--- TASK INPUTS ---
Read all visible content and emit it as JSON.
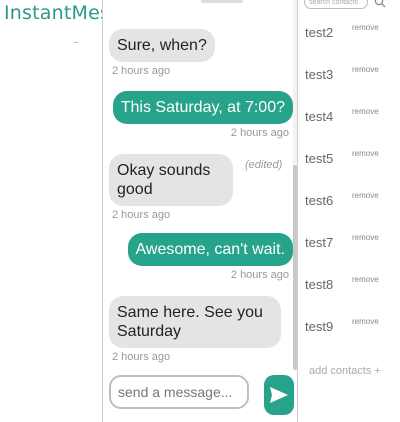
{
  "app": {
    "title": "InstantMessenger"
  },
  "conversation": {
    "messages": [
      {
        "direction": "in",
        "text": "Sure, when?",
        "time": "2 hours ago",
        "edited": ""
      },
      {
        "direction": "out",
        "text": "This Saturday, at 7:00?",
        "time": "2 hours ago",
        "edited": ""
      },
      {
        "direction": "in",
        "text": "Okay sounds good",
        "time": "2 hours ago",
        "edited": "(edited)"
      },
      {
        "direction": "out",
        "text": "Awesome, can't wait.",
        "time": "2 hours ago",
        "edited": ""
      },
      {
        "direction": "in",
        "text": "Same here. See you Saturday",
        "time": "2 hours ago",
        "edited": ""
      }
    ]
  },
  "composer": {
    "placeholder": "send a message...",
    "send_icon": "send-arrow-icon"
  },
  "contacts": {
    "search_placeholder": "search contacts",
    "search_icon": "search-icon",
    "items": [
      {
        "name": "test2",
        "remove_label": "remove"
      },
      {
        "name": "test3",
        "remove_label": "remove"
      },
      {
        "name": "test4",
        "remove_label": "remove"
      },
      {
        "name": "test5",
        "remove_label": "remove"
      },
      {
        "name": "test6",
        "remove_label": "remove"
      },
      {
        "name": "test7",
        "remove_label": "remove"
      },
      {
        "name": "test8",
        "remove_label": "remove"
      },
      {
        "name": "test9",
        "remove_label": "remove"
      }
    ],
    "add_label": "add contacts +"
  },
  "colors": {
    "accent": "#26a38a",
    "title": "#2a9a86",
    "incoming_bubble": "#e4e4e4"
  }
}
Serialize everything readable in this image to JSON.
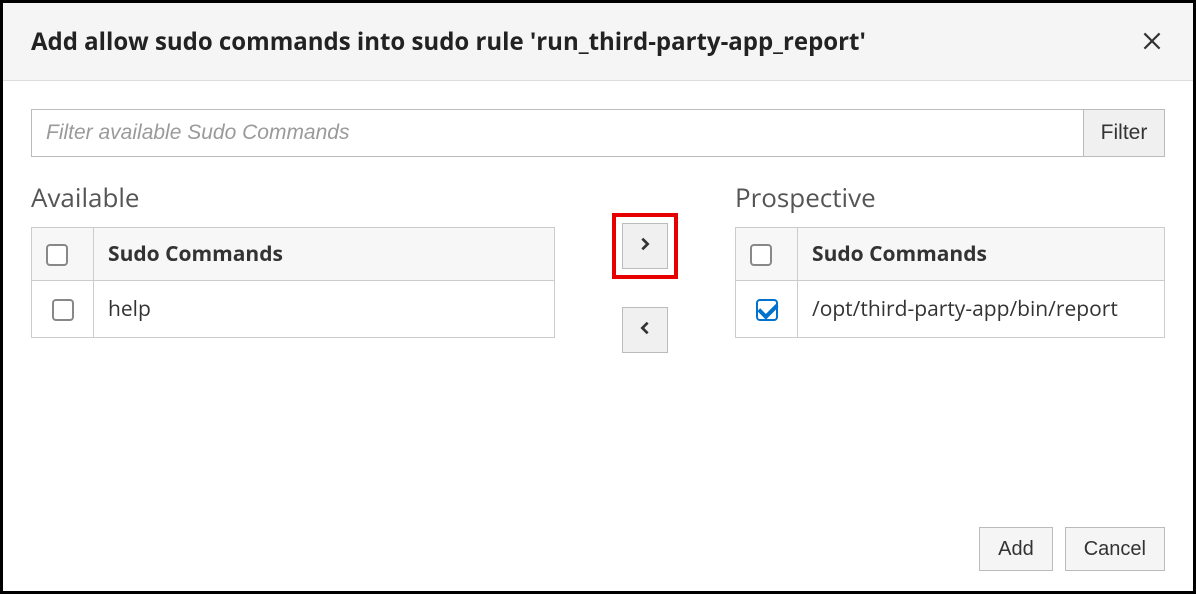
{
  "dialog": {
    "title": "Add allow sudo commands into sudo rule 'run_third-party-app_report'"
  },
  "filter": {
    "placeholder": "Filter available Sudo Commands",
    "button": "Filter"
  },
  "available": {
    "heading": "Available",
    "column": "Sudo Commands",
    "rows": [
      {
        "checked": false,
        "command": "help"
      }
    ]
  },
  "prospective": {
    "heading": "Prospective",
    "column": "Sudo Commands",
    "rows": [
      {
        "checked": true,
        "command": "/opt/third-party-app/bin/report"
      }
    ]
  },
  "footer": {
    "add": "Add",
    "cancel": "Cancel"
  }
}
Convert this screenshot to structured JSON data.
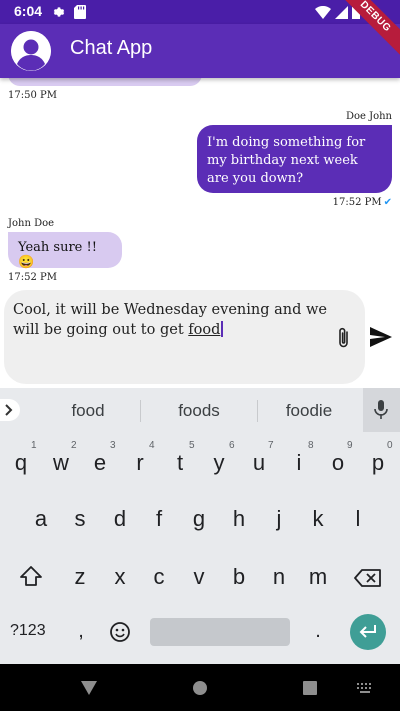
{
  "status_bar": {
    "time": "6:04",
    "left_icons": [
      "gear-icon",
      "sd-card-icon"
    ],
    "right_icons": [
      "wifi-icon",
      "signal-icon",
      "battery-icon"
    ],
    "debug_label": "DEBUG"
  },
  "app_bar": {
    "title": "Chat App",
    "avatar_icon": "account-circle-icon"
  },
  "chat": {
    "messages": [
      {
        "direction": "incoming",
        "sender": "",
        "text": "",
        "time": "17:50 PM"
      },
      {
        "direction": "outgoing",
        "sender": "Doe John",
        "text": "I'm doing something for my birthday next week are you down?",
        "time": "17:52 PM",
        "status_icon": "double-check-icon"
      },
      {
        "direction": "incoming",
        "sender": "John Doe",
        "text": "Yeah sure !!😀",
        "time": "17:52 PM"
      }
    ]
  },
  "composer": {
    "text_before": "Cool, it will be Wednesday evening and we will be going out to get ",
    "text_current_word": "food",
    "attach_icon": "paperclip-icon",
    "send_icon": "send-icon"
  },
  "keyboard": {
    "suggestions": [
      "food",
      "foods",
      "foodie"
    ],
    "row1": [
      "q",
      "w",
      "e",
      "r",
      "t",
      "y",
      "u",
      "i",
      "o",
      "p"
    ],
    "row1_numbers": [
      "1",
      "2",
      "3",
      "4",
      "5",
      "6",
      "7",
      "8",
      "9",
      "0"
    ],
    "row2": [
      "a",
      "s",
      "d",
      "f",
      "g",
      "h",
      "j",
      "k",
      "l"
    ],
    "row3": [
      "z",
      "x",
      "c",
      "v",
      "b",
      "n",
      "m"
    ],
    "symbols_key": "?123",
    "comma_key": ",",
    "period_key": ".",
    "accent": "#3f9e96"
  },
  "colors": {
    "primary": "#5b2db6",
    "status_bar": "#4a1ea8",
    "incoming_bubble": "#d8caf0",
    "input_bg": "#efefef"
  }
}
---
> TASK REQUIREMENTS: List every line above that contains the word "heading".

> ANSWER TO THIS PROBLEM:
    "heading": "Available",
    "heading": "Prospective",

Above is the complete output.